▶ [Listed entries]
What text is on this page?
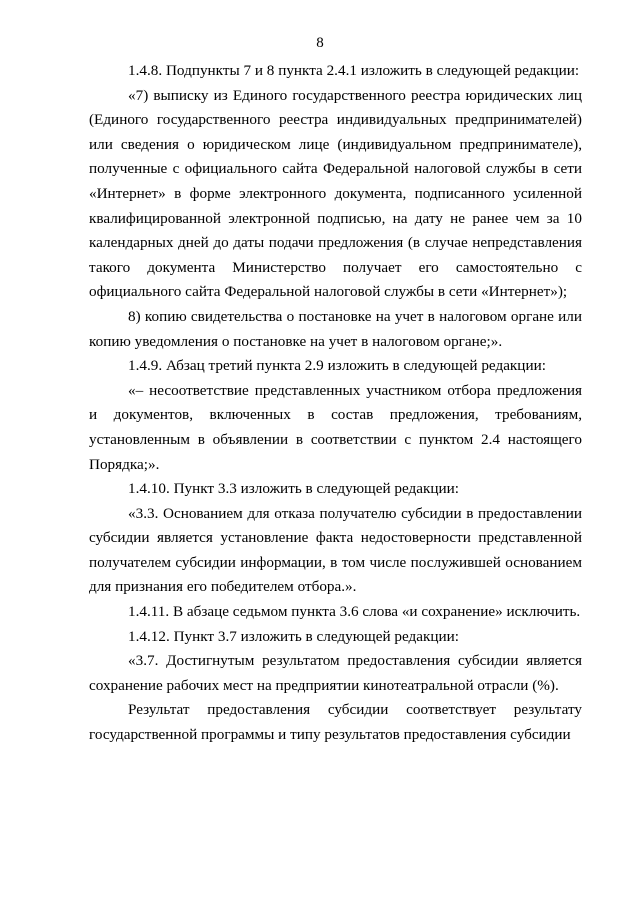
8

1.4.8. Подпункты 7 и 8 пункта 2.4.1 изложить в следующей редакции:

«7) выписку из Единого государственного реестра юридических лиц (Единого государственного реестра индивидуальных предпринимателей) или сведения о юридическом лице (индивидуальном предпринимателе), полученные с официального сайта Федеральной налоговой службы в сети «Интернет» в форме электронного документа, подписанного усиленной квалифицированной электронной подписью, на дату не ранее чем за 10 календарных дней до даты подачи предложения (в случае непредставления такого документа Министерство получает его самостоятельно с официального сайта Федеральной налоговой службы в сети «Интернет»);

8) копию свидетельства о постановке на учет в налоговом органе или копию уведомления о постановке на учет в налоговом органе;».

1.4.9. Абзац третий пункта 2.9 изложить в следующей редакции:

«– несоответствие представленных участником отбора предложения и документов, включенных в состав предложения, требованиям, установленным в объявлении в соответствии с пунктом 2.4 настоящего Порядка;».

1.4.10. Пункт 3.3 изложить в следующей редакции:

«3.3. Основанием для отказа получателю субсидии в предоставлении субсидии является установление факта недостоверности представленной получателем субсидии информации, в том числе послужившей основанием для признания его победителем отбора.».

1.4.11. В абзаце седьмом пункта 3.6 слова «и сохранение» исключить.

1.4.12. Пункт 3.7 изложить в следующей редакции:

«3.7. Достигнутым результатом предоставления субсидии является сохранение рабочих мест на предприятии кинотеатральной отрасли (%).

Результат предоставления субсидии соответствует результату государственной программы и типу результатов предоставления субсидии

▶ [Task description] Transcribe all of the records above character for character. Exclude the pictures.

▶ [Worked answer]
What text is on this page?
8

1.4.8. Подпункты 7 и 8 пункта 2.4.1 изложить в следующей редакции:

«7) выписку из Единого государственного реестра юридических лиц (Единого государственного реестра индивидуальных предпринимателей) или сведения о юридическом лице (индивидуальном предпринимателе), полученные с официального сайта Федеральной налоговой службы в сети «Интернет» в форме электронного документа, подписанного усиленной квалифицированной электронной подписью, на дату не ранее чем за 10 календарных дней до даты подачи предложения (в случае непредставления такого документа Министерство получает его самостоятельно с официального сайта Федеральной налоговой службы в сети «Интернет»);

8) копию свидетельства о постановке на учет в налоговом органе или копию уведомления о постановке на учет в налоговом органе;».

1.4.9. Абзац третий пункта 2.9 изложить в следующей редакции:

«– несоответствие представленных участником отбора предложения и документов, включенных в состав предложения, требованиям, установленным в объявлении в соответствии с пунктом 2.4 настоящего Порядка;».

1.4.10. Пункт 3.3 изложить в следующей редакции:

«3.3. Основанием для отказа получателю субсидии в предоставлении субсидии является установление факта недостоверности представленной получателем субсидии информации, в том числе послужившей основанием для признания его победителем отбора.».

1.4.11. В абзаце седьмом пункта 3.6 слова «и сохранение» исключить.

1.4.12. Пункт 3.7 изложить в следующей редакции:

«3.7. Достигнутым результатом предоставления субсидии является сохранение рабочих мест на предприятии кинотеатральной отрасли (%).

Результат предоставления субсидии соответствует результату государственной программы и типу результатов предоставления субсидии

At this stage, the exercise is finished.